Records from a data source:
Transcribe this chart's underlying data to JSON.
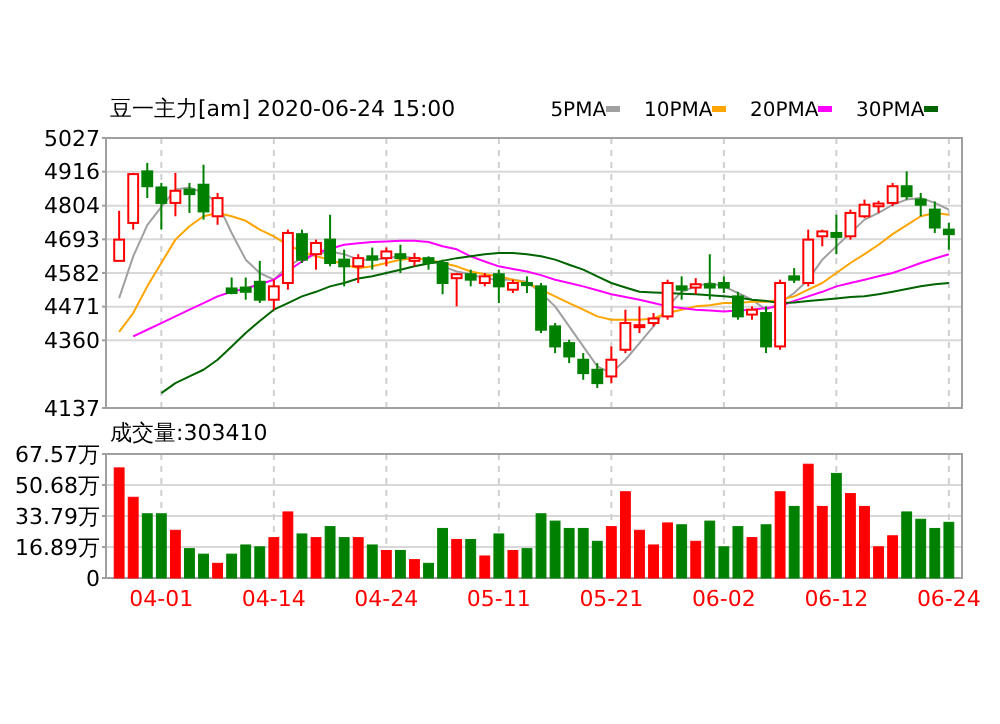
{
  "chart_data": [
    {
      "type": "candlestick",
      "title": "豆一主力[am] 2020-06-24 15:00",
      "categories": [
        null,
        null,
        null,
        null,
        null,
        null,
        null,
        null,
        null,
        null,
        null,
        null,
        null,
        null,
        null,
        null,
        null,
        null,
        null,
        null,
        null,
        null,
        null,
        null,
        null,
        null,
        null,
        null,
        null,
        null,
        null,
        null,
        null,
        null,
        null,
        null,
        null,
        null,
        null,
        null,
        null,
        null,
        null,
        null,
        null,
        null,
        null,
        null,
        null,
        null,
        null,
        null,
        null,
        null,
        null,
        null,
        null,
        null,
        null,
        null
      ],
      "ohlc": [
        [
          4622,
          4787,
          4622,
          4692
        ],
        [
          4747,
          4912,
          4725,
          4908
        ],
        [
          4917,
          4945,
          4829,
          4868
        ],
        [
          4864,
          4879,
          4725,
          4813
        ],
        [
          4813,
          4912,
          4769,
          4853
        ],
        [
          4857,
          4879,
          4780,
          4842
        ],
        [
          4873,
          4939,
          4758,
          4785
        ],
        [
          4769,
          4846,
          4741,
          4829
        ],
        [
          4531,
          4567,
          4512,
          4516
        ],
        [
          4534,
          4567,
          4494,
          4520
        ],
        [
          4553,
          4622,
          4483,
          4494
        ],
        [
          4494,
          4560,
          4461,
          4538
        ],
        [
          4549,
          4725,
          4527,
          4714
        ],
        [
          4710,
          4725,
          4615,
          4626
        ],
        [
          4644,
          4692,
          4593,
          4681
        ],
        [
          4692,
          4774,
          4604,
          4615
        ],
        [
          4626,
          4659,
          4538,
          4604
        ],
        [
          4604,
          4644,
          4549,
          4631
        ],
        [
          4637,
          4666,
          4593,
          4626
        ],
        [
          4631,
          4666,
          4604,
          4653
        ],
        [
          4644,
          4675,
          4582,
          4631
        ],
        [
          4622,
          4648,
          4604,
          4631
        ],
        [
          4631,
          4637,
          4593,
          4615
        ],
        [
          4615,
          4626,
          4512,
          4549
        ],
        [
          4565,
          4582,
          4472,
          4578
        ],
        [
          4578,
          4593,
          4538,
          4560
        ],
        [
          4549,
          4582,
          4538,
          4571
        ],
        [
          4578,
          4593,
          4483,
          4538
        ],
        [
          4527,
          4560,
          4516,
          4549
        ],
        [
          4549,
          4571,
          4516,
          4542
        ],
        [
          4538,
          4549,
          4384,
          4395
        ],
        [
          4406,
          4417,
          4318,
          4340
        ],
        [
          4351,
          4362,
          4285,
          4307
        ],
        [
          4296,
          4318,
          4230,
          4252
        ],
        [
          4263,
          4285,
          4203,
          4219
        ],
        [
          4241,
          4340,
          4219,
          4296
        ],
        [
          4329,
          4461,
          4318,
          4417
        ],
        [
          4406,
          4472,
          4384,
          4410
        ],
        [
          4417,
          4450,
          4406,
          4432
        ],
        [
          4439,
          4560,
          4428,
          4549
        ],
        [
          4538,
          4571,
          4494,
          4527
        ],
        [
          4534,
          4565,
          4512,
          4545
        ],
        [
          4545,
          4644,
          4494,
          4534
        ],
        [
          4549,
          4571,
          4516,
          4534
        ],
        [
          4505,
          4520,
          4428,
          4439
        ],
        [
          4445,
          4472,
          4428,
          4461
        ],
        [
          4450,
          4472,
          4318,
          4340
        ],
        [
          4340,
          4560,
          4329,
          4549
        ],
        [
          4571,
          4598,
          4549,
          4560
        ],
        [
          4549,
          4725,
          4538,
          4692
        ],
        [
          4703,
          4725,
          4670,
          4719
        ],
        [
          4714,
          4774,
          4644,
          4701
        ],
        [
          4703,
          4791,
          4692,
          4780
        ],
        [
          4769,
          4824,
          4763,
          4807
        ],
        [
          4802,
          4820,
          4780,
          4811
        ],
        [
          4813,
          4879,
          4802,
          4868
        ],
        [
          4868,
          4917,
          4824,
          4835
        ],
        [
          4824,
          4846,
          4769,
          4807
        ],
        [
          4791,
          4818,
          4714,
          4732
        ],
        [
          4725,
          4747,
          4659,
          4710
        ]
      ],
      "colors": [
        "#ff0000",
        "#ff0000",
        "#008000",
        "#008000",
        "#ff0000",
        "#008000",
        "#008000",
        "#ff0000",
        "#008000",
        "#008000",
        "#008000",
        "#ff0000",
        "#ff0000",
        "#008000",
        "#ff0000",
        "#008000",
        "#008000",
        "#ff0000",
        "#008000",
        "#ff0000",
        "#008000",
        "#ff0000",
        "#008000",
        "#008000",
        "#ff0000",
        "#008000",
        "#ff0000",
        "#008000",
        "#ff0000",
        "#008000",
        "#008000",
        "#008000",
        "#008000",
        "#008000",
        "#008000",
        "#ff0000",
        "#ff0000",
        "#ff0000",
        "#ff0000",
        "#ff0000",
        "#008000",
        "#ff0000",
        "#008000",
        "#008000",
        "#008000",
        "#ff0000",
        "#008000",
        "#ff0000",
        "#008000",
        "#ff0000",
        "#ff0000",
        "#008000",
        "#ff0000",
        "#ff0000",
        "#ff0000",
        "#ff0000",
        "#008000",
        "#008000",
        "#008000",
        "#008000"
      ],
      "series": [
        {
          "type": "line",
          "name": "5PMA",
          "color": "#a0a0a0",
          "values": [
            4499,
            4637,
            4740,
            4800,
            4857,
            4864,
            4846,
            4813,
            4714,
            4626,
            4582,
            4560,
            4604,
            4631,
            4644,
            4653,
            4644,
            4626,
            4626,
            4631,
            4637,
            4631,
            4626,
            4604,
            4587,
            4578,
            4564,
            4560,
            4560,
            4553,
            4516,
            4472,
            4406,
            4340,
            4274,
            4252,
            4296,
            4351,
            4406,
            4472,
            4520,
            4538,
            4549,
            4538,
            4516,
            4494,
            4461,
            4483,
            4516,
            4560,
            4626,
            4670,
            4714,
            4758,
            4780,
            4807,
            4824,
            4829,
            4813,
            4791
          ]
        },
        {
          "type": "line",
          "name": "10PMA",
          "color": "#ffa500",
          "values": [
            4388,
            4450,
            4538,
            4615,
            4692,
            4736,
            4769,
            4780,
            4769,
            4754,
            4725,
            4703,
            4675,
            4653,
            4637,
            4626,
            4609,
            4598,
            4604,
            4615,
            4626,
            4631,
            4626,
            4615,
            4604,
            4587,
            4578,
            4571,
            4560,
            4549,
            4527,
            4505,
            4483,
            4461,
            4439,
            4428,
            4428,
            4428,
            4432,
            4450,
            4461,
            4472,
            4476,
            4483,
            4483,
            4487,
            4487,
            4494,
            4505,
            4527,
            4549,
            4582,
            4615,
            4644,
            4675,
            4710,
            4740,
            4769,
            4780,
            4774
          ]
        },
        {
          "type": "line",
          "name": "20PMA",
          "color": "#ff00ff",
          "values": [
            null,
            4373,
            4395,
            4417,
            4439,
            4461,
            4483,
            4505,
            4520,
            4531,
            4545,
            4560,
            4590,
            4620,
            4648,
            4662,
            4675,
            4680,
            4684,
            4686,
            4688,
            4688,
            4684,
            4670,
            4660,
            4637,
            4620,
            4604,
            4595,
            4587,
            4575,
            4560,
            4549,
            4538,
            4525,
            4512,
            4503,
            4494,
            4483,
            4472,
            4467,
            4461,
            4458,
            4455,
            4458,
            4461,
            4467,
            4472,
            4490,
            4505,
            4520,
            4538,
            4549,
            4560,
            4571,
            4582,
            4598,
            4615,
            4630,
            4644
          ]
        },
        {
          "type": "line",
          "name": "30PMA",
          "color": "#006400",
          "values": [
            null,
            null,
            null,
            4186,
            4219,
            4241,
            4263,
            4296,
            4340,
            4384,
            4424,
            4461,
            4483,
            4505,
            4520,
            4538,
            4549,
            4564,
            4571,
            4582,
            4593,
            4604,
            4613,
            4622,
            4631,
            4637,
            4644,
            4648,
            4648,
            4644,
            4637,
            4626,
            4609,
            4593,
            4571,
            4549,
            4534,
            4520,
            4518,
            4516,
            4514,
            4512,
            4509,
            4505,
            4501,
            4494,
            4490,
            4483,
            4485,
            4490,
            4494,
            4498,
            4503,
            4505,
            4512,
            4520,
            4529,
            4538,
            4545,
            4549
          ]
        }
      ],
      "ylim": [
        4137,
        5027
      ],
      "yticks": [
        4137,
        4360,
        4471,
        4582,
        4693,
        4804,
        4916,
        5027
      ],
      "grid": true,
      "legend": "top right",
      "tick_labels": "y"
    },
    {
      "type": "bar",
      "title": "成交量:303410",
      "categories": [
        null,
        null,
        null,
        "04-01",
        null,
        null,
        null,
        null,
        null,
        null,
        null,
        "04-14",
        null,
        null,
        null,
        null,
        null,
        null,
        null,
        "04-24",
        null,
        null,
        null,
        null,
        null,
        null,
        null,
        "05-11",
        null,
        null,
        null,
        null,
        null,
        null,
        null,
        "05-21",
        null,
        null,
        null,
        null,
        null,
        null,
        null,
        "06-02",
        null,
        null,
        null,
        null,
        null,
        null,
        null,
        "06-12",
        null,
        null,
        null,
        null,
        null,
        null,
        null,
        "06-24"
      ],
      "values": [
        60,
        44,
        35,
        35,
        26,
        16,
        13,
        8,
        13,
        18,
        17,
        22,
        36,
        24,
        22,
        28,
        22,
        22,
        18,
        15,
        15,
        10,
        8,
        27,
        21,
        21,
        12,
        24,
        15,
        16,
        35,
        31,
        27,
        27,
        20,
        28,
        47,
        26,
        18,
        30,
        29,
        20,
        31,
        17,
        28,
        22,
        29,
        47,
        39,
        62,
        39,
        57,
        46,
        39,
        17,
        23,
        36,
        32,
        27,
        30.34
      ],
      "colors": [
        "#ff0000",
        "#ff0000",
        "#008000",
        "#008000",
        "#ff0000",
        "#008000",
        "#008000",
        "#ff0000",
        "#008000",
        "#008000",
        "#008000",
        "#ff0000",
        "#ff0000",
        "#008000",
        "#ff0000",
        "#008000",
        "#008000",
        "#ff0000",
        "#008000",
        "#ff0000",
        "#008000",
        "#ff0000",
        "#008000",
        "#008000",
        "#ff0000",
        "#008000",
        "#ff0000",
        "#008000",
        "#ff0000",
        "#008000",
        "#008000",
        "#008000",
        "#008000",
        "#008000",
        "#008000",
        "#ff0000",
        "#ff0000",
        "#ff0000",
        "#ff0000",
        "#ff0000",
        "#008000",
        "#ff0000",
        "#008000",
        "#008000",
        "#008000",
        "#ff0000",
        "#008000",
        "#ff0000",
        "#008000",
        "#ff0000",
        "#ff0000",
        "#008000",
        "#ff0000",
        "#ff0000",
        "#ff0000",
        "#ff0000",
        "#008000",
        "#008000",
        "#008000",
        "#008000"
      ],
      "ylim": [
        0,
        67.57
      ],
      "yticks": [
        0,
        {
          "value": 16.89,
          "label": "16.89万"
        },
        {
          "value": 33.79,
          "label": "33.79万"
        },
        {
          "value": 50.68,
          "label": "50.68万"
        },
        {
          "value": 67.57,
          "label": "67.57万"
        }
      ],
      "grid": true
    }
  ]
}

* * *

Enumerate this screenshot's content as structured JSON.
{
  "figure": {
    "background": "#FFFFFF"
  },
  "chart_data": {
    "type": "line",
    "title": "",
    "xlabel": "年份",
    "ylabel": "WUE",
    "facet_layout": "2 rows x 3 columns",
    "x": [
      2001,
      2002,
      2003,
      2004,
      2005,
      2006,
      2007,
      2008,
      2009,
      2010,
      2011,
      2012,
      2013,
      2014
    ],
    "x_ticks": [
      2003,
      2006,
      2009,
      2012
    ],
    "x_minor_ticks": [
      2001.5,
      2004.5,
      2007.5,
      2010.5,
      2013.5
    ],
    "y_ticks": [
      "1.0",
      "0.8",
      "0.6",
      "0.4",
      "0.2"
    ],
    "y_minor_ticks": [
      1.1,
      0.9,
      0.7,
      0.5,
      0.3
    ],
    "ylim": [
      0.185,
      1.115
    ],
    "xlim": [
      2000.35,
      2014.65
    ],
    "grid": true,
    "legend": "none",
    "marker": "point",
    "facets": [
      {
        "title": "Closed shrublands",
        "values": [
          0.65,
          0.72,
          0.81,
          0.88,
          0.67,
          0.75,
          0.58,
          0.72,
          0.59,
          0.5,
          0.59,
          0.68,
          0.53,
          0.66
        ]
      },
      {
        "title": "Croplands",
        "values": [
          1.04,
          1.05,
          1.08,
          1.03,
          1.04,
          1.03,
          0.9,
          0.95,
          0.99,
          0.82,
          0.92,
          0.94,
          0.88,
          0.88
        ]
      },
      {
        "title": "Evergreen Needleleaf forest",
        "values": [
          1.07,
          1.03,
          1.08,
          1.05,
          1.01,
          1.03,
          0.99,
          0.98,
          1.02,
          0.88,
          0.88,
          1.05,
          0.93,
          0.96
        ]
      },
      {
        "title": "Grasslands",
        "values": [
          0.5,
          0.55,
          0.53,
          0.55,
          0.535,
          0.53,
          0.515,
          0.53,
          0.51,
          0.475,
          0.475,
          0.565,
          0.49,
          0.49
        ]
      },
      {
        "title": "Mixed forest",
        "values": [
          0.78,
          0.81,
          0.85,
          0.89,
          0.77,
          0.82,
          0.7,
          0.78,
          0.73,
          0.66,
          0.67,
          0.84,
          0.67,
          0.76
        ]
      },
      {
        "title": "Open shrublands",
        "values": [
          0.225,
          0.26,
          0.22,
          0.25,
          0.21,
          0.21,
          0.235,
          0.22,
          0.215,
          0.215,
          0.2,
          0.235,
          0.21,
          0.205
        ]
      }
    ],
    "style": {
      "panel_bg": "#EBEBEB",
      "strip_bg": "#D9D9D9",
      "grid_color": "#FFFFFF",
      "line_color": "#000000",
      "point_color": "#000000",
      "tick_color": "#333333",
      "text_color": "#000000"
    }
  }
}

- DIRECTION -
Where a line in the material above holds "FFFFFF", copy that line.

- EXERCISE RESULT -
    "background": "#FFFFFF"
      "grid_color": "#FFFFFF",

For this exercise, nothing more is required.